(Collected data entries)
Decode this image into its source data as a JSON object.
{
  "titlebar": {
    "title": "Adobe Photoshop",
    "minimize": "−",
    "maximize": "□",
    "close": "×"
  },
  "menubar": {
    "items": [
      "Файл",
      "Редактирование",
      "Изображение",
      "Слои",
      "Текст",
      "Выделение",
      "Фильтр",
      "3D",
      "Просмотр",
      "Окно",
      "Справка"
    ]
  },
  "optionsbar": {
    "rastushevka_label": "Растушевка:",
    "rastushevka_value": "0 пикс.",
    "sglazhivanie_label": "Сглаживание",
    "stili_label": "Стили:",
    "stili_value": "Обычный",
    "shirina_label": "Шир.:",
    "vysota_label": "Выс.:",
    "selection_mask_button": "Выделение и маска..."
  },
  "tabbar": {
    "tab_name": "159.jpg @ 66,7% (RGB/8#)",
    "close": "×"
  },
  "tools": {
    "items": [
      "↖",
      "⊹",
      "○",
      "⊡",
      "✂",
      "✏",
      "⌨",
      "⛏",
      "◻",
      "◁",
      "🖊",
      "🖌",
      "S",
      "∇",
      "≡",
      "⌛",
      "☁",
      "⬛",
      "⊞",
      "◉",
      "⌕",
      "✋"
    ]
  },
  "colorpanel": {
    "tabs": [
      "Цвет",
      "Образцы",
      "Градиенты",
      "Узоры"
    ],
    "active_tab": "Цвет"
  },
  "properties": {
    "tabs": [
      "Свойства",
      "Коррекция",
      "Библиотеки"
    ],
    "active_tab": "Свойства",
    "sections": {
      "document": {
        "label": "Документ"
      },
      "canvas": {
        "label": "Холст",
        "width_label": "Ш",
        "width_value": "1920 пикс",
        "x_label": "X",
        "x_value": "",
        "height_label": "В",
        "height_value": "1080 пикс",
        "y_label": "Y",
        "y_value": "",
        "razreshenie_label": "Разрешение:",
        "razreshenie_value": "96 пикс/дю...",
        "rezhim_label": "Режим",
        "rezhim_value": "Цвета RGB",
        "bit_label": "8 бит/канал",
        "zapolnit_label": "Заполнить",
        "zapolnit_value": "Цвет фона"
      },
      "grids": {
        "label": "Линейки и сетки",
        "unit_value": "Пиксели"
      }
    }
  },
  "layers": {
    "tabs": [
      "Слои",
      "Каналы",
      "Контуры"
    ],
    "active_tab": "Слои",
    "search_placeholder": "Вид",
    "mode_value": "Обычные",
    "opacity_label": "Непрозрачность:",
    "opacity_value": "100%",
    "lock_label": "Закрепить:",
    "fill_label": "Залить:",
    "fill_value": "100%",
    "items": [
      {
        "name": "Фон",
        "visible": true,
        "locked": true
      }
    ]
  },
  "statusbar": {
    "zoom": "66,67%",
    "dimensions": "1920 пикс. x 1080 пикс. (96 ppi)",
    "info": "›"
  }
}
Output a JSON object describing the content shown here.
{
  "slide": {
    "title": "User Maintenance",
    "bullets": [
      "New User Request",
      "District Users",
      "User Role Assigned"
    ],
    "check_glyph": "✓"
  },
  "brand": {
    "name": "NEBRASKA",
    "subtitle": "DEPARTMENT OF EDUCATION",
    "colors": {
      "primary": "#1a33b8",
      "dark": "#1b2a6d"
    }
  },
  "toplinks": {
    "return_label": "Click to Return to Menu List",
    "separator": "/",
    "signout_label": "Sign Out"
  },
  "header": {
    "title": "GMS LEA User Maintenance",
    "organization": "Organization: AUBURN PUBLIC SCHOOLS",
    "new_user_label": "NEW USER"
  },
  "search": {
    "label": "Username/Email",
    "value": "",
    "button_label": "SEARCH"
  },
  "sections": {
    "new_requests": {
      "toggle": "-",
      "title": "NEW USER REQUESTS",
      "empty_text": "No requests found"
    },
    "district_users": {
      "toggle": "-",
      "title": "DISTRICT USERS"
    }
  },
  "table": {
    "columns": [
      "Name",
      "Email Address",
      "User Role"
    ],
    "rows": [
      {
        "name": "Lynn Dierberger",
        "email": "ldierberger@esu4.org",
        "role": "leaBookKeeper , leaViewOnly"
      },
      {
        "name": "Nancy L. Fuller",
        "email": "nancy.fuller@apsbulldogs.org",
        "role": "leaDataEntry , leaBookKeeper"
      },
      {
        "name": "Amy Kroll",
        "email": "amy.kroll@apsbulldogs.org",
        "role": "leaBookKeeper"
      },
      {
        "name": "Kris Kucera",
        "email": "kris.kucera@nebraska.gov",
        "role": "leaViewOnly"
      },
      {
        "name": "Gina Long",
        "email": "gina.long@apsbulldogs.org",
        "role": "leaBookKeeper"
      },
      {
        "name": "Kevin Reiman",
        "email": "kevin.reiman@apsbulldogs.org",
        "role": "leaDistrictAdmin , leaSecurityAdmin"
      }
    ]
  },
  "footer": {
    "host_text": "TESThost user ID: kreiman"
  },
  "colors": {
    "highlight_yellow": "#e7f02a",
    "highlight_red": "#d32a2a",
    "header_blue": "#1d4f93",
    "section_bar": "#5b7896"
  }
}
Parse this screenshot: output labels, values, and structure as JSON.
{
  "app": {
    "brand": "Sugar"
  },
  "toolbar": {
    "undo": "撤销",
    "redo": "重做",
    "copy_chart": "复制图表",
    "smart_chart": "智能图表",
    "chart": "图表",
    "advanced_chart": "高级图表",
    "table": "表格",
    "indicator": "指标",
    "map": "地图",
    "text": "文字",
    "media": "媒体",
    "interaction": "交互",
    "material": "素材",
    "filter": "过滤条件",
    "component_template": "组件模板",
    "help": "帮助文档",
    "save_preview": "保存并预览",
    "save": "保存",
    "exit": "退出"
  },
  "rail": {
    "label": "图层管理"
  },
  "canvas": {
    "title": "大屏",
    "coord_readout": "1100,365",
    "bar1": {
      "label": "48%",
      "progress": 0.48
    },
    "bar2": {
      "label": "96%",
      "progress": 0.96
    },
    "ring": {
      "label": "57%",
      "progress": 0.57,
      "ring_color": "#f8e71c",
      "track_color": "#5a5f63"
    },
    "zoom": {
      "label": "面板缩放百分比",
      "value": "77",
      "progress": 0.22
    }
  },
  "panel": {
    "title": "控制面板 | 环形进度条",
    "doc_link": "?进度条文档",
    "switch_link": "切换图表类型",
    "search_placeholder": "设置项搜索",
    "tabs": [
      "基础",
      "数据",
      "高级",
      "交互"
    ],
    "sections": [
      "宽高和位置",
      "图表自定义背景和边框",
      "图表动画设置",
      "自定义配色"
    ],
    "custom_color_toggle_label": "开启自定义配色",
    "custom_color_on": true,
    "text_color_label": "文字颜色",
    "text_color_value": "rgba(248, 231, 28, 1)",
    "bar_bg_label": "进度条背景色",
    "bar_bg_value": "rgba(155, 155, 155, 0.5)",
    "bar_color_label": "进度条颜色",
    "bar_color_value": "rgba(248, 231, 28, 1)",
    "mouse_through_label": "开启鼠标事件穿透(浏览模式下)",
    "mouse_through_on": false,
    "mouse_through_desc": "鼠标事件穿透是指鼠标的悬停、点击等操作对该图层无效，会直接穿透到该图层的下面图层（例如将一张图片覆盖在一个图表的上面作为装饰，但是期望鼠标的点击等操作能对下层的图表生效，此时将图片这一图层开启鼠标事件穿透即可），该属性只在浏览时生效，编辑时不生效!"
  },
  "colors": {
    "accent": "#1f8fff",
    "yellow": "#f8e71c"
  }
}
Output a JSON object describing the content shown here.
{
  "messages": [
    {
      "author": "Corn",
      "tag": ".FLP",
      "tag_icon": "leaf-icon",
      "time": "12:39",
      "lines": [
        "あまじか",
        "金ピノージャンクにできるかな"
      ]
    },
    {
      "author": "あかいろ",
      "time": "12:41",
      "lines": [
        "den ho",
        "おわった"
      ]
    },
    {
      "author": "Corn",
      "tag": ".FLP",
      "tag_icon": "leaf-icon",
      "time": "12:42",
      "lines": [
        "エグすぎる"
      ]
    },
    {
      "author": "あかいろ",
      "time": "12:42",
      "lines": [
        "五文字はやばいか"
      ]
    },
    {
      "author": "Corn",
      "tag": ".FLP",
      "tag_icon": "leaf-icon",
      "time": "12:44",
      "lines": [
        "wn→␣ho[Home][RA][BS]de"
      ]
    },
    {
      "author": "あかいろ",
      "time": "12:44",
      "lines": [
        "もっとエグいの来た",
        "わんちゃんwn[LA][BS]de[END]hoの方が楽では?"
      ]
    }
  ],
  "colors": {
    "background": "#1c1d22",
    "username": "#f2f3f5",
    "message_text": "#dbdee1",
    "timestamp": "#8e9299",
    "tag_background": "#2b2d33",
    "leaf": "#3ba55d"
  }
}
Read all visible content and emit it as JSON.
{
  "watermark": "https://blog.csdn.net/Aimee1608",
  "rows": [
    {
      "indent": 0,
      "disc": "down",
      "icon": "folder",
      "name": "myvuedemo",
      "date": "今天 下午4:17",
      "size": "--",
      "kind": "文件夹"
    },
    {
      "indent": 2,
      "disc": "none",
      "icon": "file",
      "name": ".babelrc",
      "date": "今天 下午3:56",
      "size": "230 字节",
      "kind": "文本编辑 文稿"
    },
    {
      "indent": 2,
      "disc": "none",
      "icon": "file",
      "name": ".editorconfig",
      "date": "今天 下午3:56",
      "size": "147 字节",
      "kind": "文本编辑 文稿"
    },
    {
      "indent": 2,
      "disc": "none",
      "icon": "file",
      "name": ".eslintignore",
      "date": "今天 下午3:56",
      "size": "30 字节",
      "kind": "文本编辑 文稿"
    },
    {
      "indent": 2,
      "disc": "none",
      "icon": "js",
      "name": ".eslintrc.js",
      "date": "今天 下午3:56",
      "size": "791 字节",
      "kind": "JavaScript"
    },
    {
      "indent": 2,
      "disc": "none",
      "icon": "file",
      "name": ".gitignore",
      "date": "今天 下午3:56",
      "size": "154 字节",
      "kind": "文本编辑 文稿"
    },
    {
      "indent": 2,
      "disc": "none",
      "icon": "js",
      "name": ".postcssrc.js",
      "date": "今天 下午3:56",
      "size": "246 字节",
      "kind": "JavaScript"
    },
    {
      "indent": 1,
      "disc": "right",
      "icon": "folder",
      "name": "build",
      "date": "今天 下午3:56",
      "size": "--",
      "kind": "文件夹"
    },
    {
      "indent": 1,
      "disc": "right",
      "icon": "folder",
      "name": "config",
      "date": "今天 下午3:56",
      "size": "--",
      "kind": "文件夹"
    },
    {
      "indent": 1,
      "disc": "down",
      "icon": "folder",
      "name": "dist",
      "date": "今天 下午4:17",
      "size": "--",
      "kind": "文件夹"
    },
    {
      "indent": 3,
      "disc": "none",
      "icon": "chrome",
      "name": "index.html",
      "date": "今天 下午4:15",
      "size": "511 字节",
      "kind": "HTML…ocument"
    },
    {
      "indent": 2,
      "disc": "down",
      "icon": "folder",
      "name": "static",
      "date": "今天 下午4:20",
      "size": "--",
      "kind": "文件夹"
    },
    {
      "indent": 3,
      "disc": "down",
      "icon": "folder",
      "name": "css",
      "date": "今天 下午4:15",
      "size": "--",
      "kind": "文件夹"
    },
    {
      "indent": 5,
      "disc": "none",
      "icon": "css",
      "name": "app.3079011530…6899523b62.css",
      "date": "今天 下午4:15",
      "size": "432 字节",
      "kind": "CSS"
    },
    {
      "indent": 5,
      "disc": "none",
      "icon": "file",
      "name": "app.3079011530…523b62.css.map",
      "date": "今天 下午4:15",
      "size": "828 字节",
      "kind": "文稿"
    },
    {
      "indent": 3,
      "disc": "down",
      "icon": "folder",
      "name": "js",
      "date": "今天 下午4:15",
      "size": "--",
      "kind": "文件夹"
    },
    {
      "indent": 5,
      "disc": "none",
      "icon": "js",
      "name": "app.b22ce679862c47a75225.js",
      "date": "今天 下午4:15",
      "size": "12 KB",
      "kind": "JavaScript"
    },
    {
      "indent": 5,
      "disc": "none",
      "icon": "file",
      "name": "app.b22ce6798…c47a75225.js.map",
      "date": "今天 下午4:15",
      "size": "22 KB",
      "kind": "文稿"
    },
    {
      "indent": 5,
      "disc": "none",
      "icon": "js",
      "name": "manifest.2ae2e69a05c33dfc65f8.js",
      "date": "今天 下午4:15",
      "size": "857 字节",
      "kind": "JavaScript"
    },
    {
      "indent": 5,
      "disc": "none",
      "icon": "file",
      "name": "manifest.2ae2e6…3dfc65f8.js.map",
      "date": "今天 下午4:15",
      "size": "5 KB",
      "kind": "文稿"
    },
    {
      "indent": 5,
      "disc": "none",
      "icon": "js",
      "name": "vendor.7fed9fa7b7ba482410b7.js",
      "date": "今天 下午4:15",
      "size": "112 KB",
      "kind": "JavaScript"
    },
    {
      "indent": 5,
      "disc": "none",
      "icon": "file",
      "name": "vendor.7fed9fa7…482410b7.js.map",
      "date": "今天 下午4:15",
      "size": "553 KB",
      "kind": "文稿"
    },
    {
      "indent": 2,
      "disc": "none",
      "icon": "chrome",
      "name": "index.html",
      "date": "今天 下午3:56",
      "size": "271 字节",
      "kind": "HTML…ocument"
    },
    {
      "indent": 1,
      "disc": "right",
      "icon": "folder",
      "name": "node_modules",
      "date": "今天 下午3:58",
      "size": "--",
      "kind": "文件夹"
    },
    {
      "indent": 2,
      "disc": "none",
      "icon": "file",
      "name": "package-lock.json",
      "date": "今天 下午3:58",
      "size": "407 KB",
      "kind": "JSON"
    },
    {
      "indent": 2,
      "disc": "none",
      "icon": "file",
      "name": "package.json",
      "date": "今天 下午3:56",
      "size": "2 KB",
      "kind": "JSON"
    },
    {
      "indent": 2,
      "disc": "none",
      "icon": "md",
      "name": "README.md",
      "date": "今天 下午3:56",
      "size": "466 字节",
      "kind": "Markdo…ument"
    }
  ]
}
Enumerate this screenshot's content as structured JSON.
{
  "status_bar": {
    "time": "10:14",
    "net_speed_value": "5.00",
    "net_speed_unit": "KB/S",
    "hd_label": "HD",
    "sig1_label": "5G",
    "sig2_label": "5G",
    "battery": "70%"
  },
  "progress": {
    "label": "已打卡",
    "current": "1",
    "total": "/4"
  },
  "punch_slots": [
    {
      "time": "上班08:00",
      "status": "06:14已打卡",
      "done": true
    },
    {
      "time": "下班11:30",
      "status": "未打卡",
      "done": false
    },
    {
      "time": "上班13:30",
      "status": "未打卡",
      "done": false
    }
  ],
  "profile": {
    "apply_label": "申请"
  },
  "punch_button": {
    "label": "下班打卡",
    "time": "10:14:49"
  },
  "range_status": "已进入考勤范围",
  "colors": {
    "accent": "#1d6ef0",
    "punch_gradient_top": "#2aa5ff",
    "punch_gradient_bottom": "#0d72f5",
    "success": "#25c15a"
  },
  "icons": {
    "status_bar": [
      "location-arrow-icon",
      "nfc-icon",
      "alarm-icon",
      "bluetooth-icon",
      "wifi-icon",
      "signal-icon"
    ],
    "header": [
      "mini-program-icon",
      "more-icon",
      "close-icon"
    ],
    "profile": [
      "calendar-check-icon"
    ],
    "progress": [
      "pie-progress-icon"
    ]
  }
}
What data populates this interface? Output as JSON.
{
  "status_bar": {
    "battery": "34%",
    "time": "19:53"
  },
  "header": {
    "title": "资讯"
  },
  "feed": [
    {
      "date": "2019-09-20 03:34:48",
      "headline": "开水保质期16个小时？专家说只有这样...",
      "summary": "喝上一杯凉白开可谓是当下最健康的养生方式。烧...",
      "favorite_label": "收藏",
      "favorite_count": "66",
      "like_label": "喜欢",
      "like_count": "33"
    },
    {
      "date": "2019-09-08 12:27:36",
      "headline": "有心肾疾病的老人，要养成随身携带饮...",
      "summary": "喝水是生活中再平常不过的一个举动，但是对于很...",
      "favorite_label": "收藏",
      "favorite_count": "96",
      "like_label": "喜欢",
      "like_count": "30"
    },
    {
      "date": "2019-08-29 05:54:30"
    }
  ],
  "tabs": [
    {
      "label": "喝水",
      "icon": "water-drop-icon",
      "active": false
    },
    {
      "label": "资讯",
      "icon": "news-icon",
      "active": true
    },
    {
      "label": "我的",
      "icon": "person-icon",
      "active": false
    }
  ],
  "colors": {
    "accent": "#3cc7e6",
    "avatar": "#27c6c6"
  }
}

> [Short exercise] Find the lines with the string "leaBookKeeper" and reproduce them.

> [Solved problem]
        "role": "leaBookKeeper , leaViewOnly"
        "role": "leaDataEntry , leaBookKeeper"
        "role": "leaBookKeeper"
        "role": "leaBookKeeper"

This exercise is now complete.